## start

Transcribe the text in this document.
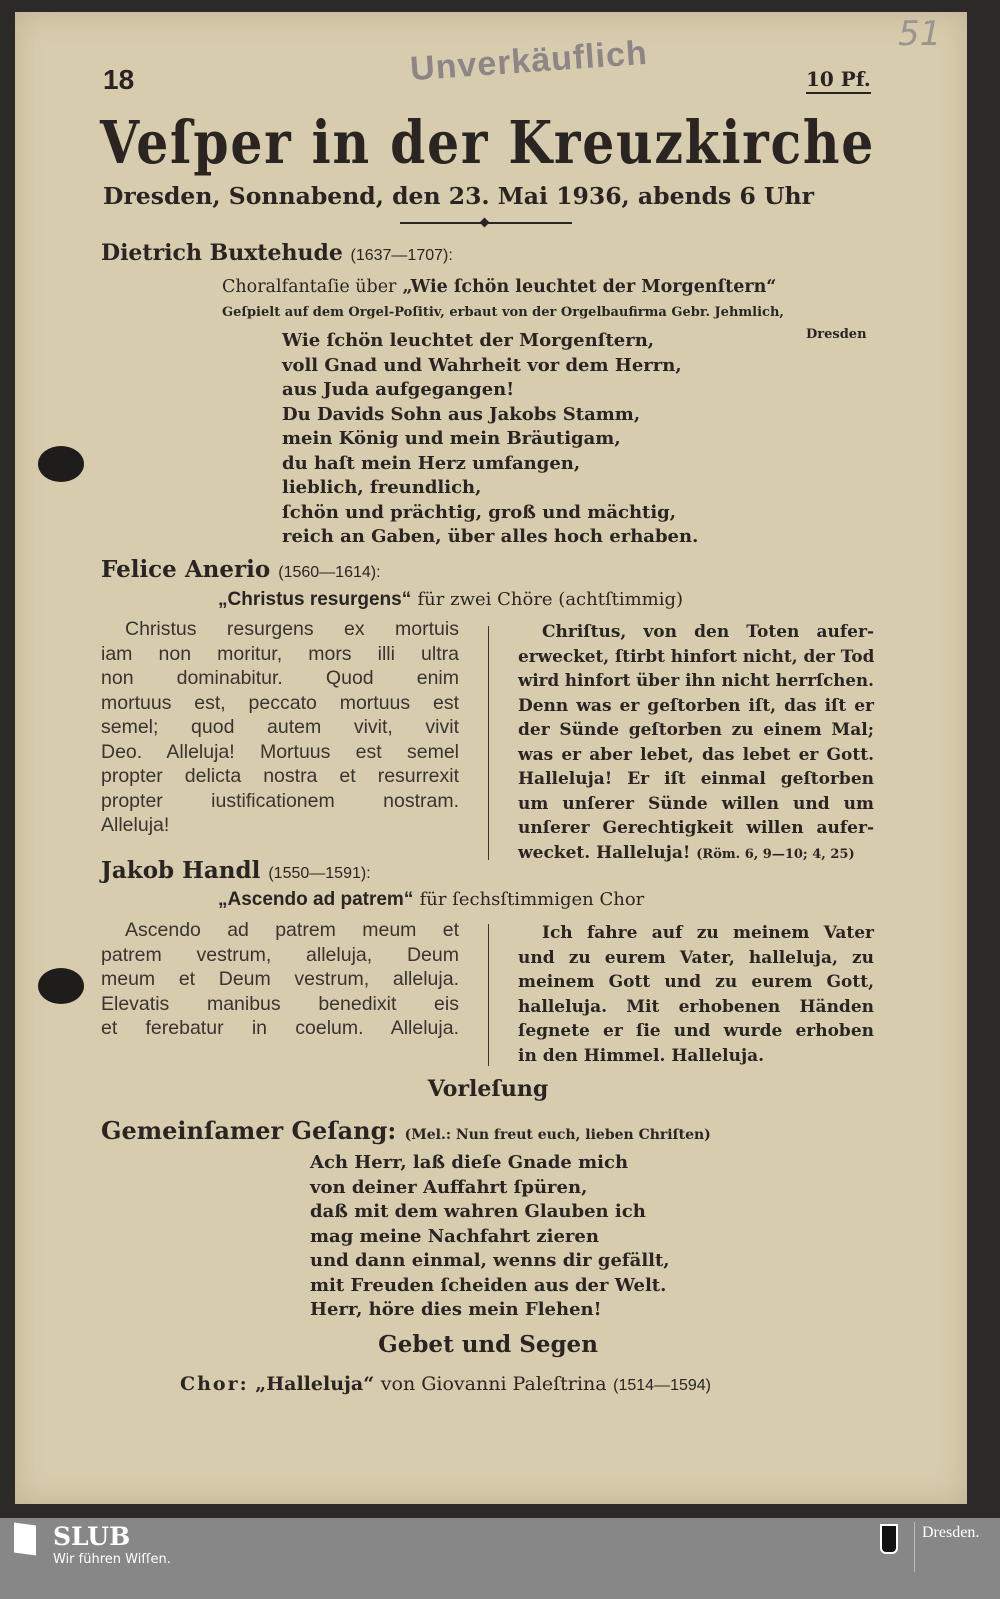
18	Unverkäuflich	51
10 Pf.
Veſper in der Kreuzkirche
Dresden, Sonnabend, den 23. Mai 1936, abends 6 Uhr
Dietrich Buxtehude (1637—1707):
Choralfantaſie über „Wie ſchön leuchtet der Morgenſtern“
Geſpielt auf dem Orgel-Poſitiv, erbaut von der Orgelbaufirma Gebr. Jehmlich,
Dresden
Wie ſchön leuchtet der Morgenſtern,
voll Gnad und Wahrheit vor dem Herrn,
aus Juda aufgegangen!
Du Davids Sohn aus Jakobs Stamm,
mein König und mein Bräutigam,
du haſt mein Herz umfangen,
lieblich, freundlich,
ſchön und prächtig, groß und mächtig,
reich an Gaben, über alles hoch erhaben.
Felice Anerio (1560—1614):
„Christus resurgens“ für zwei Chöre (achtſtimmig)
Christus resurgens ex mortuis
iam non moritur, mors illi ultra
non dominabitur. Quod enim
mortuus est, peccato mortuus est
semel; quod autem vivit, vivit
Deo. Alleluja! Mortuus est semel
propter delicta nostra et resurrexit
propter iustificationem nostram.
Alleluja!
Chriſtus, von den Toten aufer-
erwecket, ſtirbt hinfort nicht, der Tod
wird hinfort über ihn nicht herrſchen.
Denn was er geſtorben iſt, das iſt er
der Sünde geſtorben zu einem Mal;
was er aber lebet, das lebet er Gott.
Halleluja! Er iſt einmal geſtorben
um unſerer Sünde willen und um
unſerer Gerechtigkeit willen aufer-
wecket. Halleluja! (Röm. 6, 9—10; 4, 25)
Jakob Handl (1550—1591):
„Ascendo ad patrem“ für ſechsſtimmigen Chor
Ascendo ad patrem meum et
patrem vestrum, alleluja, Deum
meum et Deum vestrum, alleluja.
Elevatis manibus benedixit eis
et ferebatur in coelum. Alleluja.
Ich fahre auf zu meinem Vater
und zu eurem Vater, halleluja, zu
meinem Gott und zu eurem Gott,
halleluja. Mit erhobenen Händen
ſegnete er ſie und wurde erhoben
in den Himmel. Halleluja.
Vorleſung
Gemeinſamer Geſang: (Mel.: Nun freut euch, lieben Chriſten)
Ach Herr, laß dieſe Gnade mich
von deiner Auffahrt ſpüren,
daß mit dem wahren Glauben ich
mag meine Nachfahrt zieren
und dann einmal, wenns dir gefällt,
mit Freuden ſcheiden aus der Welt.
Herr, höre dies mein Flehen!
Gebet und Segen
Chor: „Halleluja“ von Giovanni Paleſtrina (1514—1594)
SLUB
Wir führen Wiſſen.
Dresden.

## end

Copy the data character for character, but drop all pictures from the copy.

### SOLUTION FOR THIS PROBLEM
Transcribe the text in this document.
18	Unverkäuflich	51
10 Pf.
Veſper in der Kreuzkirche
Dresden, Sonnabend, den 23. Mai 1936, abends 6 Uhr
Dietrich Buxtehude (1637—1707):
Choralfantaſie über „Wie ſchön leuchtet der Morgenſtern“
Geſpielt auf dem Orgel-Poſitiv, erbaut von der Orgelbaufirma Gebr. Jehmlich,
Dresden
Wie ſchön leuchtet der Morgenſtern,
voll Gnad und Wahrheit vor dem Herrn,
aus Juda aufgegangen!
Du Davids Sohn aus Jakobs Stamm,
mein König und mein Bräutigam,
du haſt mein Herz umfangen,
lieblich, freundlich,
ſchön und prächtig, groß und mächtig,
reich an Gaben, über alles hoch erhaben.
Felice Anerio (1560—1614):
„Christus resurgens“ für zwei Chöre (achtſtimmig)
Christus resurgens ex mortuis
iam non moritur, mors illi ultra
non dominabitur. Quod enim
mortuus est, peccato mortuus est
semel; quod autem vivit, vivit
Deo. Alleluja! Mortuus est semel
propter delicta nostra et resurrexit
propter iustificationem nostram.
Alleluja!
Chriſtus, von den Toten aufer-
erwecket, ſtirbt hinfort nicht, der Tod
wird hinfort über ihn nicht herrſchen.
Denn was er geſtorben iſt, das iſt er
der Sünde geſtorben zu einem Mal;
was er aber lebet, das lebet er Gott.
Halleluja! Er iſt einmal geſtorben
um unſerer Sünde willen und um
unſerer Gerechtigkeit willen aufer-
wecket. Halleluja! (Röm. 6, 9—10; 4, 25)
Jakob Handl (1550—1591):
„Ascendo ad patrem“ für ſechsſtimmigen Chor
Ascendo ad patrem meum et
patrem vestrum, alleluja, Deum
meum et Deum vestrum, alleluja.
Elevatis manibus benedixit eis
et ferebatur in coelum. Alleluja.
Ich fahre auf zu meinem Vater
und zu eurem Vater, halleluja, zu
meinem Gott und zu eurem Gott,
halleluja. Mit erhobenen Händen
ſegnete er ſie und wurde erhoben
in den Himmel. Halleluja.
Vorleſung
Gemeinſamer Geſang: (Mel.: Nun freut euch, lieben Chriſten)
Ach Herr, laß dieſe Gnade mich
von deiner Auffahrt ſpüren,
daß mit dem wahren Glauben ich
mag meine Nachfahrt zieren
und dann einmal, wenns dir gefällt,
mit Freuden ſcheiden aus der Welt.
Herr, höre dies mein Flehen!
Gebet und Segen
Chor: „Halleluja“ von Giovanni Paleſtrina (1514—1594)
SLUB
Wir führen Wiſſen.
Dresden.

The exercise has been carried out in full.